> _Stored data entries_
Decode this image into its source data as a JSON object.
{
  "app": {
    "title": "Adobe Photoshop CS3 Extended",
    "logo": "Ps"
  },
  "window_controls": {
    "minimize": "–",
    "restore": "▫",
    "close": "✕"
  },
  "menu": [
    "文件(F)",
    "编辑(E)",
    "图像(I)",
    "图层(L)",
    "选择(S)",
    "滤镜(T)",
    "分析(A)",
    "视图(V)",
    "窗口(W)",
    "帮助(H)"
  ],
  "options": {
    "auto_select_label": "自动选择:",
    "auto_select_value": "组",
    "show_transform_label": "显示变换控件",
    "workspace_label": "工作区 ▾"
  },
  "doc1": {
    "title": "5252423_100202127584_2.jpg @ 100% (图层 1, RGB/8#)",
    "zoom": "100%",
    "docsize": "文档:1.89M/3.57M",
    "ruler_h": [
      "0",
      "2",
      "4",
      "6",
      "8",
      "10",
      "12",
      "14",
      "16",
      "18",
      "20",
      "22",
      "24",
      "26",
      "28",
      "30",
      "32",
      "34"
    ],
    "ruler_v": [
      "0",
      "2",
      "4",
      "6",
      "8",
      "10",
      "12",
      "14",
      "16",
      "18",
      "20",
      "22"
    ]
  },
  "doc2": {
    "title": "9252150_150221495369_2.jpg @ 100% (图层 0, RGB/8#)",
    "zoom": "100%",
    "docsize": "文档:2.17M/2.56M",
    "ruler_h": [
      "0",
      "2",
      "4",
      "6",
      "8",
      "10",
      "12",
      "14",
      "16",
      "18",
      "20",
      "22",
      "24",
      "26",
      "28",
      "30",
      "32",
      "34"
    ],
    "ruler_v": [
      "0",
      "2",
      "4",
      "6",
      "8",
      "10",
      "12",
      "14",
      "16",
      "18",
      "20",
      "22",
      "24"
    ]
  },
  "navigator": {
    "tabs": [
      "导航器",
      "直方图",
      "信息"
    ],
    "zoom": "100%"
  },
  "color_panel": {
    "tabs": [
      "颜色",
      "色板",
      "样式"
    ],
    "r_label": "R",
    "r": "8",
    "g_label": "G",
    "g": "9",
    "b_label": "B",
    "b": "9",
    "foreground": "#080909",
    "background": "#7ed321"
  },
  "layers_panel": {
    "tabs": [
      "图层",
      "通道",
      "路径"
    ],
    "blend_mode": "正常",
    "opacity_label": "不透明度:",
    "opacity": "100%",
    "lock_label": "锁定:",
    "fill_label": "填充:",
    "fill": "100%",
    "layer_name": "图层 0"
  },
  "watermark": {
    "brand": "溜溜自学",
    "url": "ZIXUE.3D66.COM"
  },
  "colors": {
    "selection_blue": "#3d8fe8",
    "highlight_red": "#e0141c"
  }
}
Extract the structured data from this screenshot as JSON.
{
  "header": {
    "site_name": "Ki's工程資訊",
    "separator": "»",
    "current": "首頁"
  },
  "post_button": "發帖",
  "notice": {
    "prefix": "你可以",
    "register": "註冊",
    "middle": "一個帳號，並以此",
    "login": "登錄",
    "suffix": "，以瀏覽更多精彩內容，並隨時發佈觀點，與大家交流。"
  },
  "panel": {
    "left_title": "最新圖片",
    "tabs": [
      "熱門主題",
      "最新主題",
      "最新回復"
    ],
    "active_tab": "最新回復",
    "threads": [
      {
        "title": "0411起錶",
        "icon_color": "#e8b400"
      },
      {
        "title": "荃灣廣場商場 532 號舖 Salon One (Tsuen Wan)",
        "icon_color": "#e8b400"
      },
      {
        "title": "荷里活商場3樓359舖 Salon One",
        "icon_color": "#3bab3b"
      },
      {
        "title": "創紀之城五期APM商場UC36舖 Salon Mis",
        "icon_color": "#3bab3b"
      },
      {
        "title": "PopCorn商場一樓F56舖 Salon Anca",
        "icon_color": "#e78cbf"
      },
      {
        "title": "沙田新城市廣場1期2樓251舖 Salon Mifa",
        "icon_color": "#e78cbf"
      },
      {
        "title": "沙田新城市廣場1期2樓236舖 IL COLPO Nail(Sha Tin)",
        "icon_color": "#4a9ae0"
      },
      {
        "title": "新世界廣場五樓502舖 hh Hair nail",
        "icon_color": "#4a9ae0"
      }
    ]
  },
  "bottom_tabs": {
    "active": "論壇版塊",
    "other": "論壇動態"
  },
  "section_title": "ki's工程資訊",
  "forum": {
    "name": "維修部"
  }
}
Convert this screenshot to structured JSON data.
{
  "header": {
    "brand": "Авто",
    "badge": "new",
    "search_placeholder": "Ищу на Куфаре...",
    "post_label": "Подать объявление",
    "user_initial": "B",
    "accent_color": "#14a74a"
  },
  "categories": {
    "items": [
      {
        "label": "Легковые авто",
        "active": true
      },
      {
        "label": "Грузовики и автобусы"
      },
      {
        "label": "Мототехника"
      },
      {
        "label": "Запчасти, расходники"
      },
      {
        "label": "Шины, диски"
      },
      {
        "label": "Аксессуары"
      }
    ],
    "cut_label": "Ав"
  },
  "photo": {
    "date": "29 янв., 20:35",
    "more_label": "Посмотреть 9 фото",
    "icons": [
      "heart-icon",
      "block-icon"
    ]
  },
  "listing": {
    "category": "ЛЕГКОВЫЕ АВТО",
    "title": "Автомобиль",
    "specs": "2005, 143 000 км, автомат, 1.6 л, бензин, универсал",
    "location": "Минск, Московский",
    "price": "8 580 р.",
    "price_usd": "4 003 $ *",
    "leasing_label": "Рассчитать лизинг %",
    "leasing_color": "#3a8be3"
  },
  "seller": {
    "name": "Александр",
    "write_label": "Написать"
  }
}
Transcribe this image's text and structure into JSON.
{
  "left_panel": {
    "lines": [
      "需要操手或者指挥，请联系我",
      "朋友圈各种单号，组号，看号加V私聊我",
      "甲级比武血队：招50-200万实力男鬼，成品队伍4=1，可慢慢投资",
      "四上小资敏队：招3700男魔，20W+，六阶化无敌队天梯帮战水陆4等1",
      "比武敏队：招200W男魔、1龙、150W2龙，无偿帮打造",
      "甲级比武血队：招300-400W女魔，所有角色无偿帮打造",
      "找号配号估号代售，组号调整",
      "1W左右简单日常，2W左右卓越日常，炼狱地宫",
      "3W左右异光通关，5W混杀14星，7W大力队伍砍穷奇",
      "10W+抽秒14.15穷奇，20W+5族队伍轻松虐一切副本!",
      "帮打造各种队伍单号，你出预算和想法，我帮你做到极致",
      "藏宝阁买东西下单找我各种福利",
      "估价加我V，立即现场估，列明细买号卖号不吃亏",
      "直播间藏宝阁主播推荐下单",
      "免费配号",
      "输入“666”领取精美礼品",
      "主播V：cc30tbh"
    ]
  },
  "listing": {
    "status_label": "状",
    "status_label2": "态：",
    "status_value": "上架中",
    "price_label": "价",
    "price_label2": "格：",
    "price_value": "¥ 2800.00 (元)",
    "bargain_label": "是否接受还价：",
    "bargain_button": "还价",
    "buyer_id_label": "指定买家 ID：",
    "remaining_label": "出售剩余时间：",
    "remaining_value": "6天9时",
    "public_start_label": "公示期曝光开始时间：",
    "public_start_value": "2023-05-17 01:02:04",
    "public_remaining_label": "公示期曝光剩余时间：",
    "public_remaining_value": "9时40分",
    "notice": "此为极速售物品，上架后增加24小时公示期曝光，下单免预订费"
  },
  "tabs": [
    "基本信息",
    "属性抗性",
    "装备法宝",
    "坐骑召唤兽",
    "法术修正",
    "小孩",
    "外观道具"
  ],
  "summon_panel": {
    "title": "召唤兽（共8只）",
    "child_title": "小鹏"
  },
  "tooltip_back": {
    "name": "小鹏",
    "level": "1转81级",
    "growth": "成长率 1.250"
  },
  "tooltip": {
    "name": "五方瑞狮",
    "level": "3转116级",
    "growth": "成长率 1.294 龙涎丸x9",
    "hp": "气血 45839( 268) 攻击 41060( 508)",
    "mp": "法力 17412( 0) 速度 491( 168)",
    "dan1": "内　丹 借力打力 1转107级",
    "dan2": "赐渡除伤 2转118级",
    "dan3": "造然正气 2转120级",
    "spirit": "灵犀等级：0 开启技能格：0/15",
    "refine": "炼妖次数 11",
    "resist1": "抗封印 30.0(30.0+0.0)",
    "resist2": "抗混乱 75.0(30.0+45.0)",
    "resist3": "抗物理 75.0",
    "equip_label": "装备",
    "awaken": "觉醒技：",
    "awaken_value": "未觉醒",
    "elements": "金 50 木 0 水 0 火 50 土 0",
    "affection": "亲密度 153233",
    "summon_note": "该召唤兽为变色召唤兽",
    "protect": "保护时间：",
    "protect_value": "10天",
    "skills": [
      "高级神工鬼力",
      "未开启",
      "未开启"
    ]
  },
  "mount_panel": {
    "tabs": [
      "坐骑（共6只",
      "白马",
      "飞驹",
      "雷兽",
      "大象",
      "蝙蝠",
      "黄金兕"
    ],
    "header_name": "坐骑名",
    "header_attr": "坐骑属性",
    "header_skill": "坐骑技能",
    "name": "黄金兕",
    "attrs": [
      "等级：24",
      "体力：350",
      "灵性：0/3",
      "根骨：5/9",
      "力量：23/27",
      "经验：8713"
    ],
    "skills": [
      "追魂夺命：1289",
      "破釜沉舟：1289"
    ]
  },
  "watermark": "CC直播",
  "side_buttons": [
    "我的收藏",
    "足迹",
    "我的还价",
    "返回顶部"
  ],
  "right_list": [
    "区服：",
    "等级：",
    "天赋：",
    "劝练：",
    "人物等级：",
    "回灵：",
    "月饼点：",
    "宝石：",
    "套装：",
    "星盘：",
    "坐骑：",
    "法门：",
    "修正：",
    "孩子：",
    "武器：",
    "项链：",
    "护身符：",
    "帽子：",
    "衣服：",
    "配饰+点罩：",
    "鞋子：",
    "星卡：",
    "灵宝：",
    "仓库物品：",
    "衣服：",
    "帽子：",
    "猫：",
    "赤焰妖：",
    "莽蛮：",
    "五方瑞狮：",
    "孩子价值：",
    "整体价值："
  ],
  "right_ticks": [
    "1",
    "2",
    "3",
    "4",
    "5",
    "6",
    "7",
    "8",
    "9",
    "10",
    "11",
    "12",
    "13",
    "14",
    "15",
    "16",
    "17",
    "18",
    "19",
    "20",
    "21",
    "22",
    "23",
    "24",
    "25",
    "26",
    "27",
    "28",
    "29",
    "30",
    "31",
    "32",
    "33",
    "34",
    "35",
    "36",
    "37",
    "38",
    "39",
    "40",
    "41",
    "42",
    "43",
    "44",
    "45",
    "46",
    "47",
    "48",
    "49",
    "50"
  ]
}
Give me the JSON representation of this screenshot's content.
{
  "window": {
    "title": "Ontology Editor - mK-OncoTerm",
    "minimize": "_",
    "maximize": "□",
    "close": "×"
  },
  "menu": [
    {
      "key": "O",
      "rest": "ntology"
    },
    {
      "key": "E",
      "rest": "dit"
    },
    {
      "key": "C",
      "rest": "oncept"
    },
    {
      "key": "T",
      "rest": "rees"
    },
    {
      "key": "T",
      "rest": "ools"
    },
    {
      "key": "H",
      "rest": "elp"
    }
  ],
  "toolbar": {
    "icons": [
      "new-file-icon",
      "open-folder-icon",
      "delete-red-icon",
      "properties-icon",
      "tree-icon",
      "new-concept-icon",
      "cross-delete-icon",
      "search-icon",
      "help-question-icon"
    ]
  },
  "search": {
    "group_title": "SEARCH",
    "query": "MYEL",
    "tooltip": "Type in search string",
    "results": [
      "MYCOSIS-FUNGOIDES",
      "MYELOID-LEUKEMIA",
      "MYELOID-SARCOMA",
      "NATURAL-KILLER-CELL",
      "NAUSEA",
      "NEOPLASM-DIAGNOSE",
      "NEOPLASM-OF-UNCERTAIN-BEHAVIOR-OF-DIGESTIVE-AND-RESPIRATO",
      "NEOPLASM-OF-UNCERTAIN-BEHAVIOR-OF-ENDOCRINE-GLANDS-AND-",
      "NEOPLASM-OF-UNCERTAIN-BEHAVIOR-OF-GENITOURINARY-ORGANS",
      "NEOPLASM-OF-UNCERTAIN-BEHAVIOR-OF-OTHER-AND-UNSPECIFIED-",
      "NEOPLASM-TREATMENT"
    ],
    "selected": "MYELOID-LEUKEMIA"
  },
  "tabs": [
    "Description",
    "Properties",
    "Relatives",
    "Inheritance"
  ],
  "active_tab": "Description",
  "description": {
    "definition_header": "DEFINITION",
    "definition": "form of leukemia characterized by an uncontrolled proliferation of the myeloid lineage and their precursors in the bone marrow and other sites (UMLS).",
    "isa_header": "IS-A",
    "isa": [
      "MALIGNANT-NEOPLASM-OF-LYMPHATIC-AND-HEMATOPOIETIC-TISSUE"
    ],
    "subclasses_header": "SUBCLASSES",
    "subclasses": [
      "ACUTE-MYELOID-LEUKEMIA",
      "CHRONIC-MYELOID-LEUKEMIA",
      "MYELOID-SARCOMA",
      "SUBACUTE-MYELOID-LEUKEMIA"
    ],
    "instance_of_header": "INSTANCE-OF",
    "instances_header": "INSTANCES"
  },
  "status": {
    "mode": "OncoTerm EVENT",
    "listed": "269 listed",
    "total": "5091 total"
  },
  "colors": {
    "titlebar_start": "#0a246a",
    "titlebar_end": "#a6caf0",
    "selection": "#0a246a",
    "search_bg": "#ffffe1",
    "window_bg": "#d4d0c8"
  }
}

> _SHORT EXERCISE_
Tally the lines of the preceding listing in which the word "NEOPLASM" appears; state nothing but the total.

> _RESULT_
7